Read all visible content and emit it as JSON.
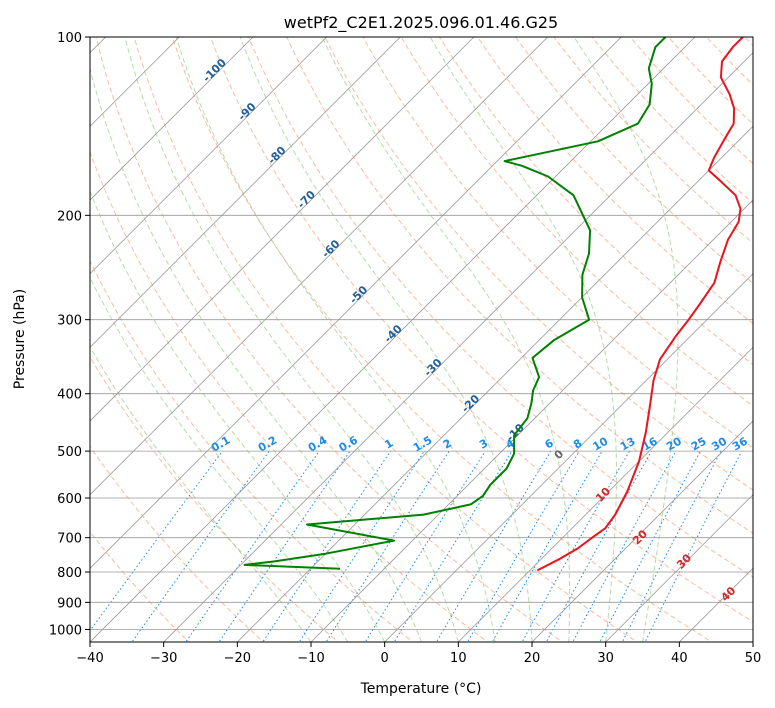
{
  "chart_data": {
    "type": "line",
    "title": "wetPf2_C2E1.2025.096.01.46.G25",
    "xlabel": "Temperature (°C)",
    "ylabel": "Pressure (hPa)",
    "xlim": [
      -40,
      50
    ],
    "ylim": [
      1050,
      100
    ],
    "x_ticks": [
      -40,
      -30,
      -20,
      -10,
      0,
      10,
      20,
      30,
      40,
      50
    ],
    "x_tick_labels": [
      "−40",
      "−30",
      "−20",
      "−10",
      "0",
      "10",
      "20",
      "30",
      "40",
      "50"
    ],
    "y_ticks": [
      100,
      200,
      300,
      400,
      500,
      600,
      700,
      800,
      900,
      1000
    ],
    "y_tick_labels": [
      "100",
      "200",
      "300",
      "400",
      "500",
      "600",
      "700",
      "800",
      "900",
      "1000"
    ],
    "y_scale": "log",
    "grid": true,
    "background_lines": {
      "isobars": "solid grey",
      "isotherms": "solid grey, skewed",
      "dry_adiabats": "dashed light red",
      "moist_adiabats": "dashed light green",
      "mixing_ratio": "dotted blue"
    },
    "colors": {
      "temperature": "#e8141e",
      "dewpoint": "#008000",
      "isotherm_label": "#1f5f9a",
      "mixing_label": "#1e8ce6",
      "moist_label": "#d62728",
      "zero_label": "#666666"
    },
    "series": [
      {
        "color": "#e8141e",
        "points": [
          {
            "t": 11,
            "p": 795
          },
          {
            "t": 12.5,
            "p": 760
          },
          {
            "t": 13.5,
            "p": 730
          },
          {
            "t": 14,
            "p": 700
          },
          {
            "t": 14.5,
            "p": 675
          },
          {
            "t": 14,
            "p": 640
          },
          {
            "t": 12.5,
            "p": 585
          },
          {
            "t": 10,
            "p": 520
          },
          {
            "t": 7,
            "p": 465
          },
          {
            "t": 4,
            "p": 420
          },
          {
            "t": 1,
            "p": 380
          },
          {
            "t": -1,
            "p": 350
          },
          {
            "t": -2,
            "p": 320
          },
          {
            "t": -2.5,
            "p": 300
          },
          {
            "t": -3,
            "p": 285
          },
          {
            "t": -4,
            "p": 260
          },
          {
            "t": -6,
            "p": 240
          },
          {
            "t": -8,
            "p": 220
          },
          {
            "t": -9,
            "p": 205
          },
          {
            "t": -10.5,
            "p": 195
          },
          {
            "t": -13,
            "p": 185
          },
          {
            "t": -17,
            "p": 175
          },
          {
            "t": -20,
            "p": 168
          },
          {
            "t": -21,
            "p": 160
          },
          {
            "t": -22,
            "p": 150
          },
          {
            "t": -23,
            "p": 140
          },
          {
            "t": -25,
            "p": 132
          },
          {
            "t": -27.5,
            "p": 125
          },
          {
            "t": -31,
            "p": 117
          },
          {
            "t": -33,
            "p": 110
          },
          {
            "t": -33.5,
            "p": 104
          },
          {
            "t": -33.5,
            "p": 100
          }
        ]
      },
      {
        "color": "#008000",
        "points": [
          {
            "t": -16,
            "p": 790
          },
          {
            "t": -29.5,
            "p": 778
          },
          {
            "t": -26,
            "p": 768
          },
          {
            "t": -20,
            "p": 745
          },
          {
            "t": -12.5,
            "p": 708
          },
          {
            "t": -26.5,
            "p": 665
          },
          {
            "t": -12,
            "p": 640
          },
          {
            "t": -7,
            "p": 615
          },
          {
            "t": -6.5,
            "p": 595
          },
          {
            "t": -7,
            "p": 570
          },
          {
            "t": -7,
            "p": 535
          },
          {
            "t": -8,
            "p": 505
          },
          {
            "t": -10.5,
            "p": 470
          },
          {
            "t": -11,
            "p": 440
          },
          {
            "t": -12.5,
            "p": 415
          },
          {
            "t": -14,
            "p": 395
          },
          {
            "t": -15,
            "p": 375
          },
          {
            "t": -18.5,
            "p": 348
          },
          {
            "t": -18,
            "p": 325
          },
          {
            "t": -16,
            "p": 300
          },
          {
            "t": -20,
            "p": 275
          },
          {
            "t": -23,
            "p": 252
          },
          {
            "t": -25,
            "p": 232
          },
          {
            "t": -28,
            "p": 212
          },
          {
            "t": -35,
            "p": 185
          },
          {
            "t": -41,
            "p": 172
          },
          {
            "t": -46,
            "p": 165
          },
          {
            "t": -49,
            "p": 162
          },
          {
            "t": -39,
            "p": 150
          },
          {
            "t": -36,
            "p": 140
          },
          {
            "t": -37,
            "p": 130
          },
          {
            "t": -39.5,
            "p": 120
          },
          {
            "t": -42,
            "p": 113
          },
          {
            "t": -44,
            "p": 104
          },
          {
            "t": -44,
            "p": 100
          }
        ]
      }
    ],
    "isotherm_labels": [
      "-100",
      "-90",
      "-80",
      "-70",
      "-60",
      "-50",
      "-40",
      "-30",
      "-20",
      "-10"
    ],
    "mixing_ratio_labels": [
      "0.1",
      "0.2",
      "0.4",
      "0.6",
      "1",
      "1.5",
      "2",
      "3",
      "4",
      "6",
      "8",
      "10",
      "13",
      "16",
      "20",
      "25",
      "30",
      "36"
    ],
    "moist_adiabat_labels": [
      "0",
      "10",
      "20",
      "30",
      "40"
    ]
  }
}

[REQUEST]
Copy every line above in which the string "dashed" shows up.

[TASK OUTPUT]
      "dry_adiabats": "dashed light red",
      "moist_adiabats": "dashed light green",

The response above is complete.